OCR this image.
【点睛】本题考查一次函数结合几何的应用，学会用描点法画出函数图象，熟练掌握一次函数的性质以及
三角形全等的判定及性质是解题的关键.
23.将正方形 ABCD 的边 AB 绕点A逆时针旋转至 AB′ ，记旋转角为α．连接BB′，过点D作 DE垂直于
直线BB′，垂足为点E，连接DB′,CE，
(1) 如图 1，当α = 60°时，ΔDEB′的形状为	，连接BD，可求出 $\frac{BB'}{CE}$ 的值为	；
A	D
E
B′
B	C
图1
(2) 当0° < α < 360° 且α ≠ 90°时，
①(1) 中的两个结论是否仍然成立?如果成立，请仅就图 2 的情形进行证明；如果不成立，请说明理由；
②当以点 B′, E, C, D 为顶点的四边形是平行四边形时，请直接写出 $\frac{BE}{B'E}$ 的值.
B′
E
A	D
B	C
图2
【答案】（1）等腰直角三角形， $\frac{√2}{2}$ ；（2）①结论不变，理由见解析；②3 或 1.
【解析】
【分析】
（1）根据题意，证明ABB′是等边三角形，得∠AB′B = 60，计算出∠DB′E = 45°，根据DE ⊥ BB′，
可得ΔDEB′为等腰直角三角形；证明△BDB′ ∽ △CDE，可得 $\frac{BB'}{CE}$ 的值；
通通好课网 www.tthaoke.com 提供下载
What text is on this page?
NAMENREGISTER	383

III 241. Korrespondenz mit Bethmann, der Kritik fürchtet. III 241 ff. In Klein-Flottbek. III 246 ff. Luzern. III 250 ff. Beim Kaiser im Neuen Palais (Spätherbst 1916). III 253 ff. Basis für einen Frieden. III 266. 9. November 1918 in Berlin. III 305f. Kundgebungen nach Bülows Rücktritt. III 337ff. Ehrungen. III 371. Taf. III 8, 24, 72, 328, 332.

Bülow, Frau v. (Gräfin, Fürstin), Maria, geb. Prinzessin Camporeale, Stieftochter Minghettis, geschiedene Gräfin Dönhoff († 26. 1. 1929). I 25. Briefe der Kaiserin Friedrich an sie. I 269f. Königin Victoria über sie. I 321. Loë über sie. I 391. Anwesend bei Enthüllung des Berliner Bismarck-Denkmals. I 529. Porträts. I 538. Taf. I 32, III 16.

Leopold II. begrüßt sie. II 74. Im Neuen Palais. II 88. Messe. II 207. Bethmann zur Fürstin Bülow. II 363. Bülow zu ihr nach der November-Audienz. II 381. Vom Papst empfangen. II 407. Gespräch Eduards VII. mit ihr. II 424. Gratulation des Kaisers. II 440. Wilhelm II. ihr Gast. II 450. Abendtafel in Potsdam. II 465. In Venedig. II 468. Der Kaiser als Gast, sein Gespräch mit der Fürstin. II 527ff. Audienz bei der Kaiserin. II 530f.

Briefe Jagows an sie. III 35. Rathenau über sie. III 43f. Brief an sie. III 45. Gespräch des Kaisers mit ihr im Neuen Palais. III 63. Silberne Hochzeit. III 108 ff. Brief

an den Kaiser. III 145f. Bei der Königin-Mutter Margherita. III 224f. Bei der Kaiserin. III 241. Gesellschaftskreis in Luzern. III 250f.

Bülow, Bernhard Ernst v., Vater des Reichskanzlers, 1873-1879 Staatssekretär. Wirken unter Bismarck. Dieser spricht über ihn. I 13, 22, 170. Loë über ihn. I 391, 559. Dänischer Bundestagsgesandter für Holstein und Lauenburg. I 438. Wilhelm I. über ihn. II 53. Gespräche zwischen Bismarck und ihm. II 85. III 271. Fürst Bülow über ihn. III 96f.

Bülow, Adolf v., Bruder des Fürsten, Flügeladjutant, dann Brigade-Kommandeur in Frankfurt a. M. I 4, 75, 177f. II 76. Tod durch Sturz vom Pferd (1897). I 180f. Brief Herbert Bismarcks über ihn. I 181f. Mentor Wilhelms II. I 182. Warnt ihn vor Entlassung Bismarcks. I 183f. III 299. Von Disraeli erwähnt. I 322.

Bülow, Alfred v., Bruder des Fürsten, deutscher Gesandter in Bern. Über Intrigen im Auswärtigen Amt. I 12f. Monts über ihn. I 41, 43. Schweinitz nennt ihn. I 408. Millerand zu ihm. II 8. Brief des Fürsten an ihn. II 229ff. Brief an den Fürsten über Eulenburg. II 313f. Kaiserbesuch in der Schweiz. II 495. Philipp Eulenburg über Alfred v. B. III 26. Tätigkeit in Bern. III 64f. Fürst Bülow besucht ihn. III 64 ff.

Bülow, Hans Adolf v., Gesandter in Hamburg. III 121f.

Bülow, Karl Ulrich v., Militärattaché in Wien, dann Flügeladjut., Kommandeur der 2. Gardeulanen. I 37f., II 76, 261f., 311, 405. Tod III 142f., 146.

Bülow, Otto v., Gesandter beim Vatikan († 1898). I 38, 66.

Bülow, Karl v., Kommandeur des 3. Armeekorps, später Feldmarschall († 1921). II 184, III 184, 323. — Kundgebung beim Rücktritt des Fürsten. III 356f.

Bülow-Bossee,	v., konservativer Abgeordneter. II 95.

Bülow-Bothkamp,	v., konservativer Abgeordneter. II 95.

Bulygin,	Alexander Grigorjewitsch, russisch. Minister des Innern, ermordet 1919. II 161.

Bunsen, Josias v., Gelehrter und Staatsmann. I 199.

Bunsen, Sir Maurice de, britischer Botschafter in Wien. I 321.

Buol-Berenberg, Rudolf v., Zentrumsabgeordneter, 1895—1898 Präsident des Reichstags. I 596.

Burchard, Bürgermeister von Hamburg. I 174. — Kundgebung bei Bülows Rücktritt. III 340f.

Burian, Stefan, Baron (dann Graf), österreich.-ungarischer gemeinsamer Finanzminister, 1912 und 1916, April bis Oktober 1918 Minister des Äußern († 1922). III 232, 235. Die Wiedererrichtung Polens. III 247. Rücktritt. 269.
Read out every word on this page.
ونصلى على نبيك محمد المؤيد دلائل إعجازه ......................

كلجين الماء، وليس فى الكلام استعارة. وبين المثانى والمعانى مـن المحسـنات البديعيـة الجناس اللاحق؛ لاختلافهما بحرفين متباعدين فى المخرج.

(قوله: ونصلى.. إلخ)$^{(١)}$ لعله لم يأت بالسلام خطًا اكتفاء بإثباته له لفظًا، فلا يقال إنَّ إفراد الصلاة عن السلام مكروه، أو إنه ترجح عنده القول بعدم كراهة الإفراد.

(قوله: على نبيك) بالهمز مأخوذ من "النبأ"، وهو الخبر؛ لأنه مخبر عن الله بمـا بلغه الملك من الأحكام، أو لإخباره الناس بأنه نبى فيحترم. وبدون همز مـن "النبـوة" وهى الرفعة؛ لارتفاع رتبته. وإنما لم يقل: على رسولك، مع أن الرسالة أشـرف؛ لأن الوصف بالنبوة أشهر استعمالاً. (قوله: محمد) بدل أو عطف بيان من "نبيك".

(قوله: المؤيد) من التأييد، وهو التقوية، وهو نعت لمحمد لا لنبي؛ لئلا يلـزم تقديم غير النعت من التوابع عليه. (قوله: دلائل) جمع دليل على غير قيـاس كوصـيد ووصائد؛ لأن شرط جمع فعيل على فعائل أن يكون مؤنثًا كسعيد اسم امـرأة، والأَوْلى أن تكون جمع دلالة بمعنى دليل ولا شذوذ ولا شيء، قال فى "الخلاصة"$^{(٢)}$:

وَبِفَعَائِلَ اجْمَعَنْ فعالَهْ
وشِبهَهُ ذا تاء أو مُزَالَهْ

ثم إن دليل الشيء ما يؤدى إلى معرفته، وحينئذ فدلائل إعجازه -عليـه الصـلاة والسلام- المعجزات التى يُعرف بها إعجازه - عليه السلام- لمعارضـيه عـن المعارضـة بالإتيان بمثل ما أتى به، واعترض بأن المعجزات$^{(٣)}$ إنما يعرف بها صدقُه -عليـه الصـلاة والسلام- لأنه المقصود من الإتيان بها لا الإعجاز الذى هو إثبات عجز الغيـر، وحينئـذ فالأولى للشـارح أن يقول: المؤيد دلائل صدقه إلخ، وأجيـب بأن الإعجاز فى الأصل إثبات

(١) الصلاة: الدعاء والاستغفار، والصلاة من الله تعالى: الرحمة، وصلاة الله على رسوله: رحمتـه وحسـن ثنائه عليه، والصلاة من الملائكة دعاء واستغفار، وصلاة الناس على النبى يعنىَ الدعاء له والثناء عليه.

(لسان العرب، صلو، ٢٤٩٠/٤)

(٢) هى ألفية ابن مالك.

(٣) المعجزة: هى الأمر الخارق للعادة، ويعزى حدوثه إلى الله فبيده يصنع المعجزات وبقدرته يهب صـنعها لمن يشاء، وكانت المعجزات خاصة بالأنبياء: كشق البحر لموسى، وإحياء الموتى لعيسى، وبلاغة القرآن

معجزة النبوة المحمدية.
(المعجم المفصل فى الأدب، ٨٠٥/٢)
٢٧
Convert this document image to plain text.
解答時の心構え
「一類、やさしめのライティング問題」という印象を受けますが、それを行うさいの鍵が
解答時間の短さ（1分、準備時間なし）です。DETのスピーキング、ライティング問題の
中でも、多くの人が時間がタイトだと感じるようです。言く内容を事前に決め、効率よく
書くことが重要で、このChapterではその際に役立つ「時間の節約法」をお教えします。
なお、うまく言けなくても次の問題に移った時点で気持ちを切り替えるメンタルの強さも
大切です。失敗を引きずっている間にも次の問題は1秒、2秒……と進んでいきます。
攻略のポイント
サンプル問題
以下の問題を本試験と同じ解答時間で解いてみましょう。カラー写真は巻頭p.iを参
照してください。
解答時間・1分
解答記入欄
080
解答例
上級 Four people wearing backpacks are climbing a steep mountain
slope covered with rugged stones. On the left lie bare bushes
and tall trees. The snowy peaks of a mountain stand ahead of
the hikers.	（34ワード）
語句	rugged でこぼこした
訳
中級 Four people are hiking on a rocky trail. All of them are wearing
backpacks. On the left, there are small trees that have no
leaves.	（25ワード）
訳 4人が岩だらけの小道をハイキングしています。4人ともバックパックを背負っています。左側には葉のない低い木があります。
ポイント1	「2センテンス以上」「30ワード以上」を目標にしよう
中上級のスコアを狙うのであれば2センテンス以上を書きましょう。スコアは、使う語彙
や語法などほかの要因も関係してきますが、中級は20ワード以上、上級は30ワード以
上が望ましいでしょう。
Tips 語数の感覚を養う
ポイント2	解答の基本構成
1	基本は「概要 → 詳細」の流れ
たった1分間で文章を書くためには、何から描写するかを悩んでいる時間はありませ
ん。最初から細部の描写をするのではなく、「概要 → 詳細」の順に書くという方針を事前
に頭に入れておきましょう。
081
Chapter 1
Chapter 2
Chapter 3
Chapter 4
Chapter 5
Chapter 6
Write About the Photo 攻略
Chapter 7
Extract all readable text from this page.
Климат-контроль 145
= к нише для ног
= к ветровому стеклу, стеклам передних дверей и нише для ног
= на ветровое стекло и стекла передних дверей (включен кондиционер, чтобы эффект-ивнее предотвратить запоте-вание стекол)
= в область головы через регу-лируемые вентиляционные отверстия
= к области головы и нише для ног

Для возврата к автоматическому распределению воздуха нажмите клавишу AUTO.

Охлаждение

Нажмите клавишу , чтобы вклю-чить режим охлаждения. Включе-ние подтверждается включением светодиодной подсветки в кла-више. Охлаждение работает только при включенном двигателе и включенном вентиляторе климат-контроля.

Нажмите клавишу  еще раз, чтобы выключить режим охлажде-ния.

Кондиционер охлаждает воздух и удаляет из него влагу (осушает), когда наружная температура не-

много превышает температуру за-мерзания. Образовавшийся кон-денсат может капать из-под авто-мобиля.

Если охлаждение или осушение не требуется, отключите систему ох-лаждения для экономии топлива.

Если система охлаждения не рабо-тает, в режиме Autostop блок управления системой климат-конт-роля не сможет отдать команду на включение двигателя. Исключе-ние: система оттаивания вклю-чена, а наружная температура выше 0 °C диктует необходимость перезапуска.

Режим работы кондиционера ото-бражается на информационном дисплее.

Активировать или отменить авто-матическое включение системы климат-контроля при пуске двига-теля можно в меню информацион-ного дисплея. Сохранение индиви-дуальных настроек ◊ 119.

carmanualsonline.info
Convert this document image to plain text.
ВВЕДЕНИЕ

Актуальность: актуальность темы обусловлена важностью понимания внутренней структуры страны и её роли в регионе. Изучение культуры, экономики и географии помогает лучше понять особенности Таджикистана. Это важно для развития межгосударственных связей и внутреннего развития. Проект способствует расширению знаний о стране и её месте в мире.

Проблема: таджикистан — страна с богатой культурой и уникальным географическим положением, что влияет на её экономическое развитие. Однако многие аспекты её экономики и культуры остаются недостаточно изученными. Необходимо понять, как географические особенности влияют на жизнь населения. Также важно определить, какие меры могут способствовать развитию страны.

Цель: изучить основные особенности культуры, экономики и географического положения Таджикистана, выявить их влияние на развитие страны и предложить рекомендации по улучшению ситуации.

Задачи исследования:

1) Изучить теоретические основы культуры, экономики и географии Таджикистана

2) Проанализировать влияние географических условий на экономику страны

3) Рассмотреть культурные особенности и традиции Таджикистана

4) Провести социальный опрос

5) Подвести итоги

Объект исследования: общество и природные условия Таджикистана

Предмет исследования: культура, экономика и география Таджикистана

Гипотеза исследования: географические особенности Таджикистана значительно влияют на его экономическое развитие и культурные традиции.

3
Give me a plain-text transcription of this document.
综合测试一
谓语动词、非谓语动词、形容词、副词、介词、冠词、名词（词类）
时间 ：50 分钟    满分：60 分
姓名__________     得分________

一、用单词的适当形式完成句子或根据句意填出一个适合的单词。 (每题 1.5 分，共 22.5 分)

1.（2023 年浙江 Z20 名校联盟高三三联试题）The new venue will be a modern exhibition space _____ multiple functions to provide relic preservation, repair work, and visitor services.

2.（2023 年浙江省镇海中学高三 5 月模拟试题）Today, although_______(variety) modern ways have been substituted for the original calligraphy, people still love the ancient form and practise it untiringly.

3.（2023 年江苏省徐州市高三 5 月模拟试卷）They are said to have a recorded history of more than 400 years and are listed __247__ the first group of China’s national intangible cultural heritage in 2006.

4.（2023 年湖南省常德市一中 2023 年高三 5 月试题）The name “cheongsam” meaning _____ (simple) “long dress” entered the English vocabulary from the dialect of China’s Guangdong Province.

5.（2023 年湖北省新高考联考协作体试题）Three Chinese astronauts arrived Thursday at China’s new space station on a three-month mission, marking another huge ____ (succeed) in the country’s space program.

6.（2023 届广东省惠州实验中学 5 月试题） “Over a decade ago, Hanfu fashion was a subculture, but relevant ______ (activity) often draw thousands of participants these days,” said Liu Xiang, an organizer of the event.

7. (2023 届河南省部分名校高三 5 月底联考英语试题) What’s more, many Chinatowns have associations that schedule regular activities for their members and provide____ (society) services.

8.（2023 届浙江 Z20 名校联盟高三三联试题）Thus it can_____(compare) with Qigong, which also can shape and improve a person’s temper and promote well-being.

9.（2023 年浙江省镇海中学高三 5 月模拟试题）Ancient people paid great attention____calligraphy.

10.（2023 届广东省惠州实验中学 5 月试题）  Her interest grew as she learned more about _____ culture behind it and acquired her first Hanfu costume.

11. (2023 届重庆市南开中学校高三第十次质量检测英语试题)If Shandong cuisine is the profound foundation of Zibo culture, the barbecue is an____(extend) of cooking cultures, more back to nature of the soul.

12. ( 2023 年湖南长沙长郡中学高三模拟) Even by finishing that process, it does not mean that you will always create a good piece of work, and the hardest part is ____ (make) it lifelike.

########################################

» Given instruction
Pick out every line above that holds the word "Если" and copy it.

» Written reply
Если охлаждение или осушение не требуется, отключите систему ох-лаждения для экономии топлива.
Если система охлаждения не рабо-тает, в режиме Autostop блок управления системой климат-конт-роля не сможет отдать команду на включение двигателя. Исключе-ние: система оттаивания вклю-чена, а наружная температура выше 0 °C диктует необходимость перезапуска.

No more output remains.